>> BEGIN

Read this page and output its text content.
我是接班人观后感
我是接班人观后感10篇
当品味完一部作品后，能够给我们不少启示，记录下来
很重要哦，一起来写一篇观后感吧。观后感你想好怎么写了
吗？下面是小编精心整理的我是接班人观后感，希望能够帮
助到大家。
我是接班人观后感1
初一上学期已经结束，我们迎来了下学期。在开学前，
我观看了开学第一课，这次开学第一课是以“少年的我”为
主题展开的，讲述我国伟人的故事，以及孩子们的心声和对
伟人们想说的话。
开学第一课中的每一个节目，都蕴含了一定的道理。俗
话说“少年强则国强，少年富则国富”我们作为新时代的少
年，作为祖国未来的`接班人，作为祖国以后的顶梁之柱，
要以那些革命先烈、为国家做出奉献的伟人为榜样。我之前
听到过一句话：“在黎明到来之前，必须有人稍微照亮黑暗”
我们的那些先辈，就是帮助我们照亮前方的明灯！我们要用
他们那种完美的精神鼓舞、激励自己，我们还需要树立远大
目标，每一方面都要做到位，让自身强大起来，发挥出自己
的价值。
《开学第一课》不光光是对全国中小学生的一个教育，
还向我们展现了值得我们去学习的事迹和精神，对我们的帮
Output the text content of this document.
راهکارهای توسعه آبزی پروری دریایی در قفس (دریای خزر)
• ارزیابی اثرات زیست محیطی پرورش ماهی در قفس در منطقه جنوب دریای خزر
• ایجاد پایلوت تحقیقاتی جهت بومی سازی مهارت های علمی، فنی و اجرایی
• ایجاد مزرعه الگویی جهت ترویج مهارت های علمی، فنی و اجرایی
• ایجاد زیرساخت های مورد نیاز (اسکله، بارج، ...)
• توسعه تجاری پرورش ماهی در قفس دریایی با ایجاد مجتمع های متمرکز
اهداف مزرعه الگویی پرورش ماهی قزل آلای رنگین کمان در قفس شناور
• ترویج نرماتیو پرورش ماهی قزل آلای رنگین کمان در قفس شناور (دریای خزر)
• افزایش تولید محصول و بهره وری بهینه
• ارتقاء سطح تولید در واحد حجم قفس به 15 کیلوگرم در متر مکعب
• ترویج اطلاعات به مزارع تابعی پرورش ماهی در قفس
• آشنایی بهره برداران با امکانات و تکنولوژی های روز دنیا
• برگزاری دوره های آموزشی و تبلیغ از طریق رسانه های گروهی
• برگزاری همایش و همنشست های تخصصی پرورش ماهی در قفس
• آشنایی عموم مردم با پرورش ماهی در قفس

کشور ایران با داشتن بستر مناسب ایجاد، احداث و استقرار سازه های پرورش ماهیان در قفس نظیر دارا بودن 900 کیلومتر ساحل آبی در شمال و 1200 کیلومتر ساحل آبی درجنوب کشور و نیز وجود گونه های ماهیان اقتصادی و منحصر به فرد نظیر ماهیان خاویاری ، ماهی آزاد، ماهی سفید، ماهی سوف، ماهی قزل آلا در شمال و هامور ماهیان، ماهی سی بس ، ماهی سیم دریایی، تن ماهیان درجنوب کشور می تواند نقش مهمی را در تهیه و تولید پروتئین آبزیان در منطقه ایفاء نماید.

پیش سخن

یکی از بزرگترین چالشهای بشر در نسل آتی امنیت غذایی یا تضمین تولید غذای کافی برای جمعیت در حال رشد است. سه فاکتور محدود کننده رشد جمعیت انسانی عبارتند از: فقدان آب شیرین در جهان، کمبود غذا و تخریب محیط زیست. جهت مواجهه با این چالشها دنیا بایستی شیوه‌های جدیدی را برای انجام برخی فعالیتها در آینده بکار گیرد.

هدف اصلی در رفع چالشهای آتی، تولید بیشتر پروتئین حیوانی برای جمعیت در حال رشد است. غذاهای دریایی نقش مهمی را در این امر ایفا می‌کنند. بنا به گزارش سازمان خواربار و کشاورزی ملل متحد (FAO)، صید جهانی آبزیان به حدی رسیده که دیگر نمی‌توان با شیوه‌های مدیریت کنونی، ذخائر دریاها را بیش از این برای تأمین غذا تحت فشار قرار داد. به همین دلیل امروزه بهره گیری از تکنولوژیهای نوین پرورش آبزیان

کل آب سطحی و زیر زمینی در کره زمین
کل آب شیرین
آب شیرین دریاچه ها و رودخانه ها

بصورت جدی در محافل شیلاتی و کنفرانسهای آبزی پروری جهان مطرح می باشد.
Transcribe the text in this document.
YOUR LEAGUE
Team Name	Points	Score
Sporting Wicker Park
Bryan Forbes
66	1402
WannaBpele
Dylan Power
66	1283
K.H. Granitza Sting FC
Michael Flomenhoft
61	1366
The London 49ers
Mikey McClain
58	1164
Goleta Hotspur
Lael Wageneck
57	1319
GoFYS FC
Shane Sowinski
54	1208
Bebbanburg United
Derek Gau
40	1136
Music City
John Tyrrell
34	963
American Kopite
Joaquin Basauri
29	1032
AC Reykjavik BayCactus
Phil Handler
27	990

>> END

__EXERCISE INSTRUCTIONS__
Nothing but the lines from the line with "Transcribe the text in this document." to the last line of the listing above should appear; please retype them exactly, both ends included.

__FULL SOLUTION__
Transcribe the text in this document.
YOUR LEAGUE
Team Name	Points	Score
Sporting Wicker Park
Bryan Forbes
66	1402
WannaBpele
Dylan Power
66	1283
K.H. Granitza Sting FC
Michael Flomenhoft
61	1366
The London 49ers
Mikey McClain
58	1164
Goleta Hotspur
Lael Wageneck
57	1319
GoFYS FC
Shane Sowinski
54	1208
Bebbanburg United
Derek Gau
40	1136
Music City
John Tyrrell
34	963
American Kopite
Joaquin Basauri
29	1032
AC Reykjavik BayCactus
Phil Handler
27	990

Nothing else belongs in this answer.